**AIM OF THE EXERCISE**
Read the material below and tally how many lines hold the word "Edit", giving the number and nothing else.

Data excerpts
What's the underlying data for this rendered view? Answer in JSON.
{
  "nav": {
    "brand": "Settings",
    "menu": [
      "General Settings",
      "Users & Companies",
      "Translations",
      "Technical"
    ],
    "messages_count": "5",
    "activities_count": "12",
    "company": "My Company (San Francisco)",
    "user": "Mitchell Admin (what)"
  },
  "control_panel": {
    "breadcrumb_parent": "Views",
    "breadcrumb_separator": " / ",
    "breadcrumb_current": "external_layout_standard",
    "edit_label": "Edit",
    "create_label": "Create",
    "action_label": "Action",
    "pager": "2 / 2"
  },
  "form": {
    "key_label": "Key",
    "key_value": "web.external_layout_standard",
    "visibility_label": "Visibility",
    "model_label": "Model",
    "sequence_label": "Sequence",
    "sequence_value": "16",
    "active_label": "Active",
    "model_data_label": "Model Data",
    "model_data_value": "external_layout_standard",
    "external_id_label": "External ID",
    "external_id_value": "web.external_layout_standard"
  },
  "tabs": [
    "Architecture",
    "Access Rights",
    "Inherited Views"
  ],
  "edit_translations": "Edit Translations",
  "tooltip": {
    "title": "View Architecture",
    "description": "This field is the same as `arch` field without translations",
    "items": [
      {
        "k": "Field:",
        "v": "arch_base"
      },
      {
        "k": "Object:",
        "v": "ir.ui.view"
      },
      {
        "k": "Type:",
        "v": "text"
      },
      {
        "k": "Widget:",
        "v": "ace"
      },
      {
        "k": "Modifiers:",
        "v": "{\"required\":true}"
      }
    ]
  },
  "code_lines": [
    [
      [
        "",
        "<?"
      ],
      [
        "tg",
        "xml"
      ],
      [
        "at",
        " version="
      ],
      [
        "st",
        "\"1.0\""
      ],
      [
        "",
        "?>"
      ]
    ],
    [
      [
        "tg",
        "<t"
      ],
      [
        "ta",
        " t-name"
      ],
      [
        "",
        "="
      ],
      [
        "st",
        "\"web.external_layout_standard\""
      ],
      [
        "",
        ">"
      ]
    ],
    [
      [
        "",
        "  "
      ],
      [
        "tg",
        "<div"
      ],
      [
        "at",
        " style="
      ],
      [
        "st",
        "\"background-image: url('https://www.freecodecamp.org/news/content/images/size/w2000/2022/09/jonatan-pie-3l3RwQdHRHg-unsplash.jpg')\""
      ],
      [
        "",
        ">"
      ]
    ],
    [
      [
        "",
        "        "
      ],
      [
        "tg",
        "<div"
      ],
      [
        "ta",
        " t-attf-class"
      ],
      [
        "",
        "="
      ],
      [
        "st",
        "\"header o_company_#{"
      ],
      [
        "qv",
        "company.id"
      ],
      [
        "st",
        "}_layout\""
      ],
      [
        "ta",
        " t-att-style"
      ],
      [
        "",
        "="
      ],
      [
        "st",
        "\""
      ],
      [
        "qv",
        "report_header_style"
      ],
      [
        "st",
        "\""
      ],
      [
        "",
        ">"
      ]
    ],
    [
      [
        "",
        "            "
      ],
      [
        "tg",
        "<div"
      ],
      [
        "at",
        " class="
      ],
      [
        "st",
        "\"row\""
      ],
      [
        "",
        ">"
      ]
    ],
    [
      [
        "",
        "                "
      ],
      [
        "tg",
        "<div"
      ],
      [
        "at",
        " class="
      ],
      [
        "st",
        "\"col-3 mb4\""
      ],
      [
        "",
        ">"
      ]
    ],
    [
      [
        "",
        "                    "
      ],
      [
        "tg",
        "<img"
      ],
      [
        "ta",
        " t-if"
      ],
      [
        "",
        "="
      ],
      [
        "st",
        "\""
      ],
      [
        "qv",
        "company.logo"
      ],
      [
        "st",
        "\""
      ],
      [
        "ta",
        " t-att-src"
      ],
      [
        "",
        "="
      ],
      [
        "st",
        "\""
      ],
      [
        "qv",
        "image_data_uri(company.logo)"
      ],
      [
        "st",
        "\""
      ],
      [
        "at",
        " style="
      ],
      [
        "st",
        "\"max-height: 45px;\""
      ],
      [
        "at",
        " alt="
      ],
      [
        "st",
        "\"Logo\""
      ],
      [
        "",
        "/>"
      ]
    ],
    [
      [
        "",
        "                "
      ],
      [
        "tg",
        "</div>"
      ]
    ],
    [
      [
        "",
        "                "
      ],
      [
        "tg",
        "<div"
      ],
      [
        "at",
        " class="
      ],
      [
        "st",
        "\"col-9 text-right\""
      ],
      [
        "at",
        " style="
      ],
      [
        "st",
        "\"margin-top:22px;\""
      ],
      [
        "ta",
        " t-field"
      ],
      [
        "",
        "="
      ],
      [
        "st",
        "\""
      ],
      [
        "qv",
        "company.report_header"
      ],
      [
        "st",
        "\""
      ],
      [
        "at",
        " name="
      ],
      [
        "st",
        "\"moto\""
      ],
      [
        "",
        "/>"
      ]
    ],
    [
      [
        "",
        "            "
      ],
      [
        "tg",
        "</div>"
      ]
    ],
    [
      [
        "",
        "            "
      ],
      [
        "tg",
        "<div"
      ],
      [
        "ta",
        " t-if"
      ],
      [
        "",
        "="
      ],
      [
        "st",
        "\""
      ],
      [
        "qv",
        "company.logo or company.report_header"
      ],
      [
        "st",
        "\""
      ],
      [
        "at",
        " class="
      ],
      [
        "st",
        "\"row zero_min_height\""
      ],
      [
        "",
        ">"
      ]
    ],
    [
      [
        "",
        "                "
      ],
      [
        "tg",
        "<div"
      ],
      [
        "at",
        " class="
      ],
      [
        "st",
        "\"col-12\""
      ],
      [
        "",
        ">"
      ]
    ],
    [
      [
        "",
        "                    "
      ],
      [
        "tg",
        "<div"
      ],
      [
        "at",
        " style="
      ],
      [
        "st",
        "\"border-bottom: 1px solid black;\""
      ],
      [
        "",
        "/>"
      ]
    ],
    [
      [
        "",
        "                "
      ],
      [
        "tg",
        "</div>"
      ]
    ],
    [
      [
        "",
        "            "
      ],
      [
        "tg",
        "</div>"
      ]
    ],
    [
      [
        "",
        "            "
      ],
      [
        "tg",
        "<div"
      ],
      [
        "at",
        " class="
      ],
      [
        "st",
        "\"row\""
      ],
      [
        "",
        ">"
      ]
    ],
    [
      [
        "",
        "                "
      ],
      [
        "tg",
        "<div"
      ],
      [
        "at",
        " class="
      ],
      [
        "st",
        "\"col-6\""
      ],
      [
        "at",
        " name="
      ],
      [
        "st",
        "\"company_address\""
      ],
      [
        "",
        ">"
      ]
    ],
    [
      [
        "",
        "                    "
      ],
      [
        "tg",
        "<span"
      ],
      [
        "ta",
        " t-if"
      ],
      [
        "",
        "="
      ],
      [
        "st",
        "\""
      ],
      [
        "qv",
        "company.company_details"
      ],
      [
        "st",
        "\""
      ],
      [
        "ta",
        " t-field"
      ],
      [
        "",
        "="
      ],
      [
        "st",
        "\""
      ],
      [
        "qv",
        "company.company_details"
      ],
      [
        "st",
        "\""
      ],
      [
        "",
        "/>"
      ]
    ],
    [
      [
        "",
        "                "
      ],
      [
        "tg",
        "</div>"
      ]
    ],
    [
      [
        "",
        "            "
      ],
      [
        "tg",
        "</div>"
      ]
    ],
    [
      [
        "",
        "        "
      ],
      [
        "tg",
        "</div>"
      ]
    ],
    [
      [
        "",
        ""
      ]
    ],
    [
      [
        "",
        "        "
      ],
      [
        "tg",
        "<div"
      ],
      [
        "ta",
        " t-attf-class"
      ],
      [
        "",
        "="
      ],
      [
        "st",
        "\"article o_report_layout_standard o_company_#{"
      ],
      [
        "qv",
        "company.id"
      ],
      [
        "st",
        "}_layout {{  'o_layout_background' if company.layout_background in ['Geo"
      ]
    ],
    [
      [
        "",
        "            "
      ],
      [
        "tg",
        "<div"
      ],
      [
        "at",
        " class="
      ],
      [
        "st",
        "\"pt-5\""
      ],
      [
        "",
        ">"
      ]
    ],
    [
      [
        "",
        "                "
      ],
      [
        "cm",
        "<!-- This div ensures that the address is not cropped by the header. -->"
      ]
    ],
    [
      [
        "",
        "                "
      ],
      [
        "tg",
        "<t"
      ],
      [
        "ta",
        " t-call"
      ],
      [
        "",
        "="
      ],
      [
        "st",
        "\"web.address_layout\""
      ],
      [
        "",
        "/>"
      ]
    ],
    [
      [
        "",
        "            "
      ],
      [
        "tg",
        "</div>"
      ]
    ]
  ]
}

**RESULT BELOW**
2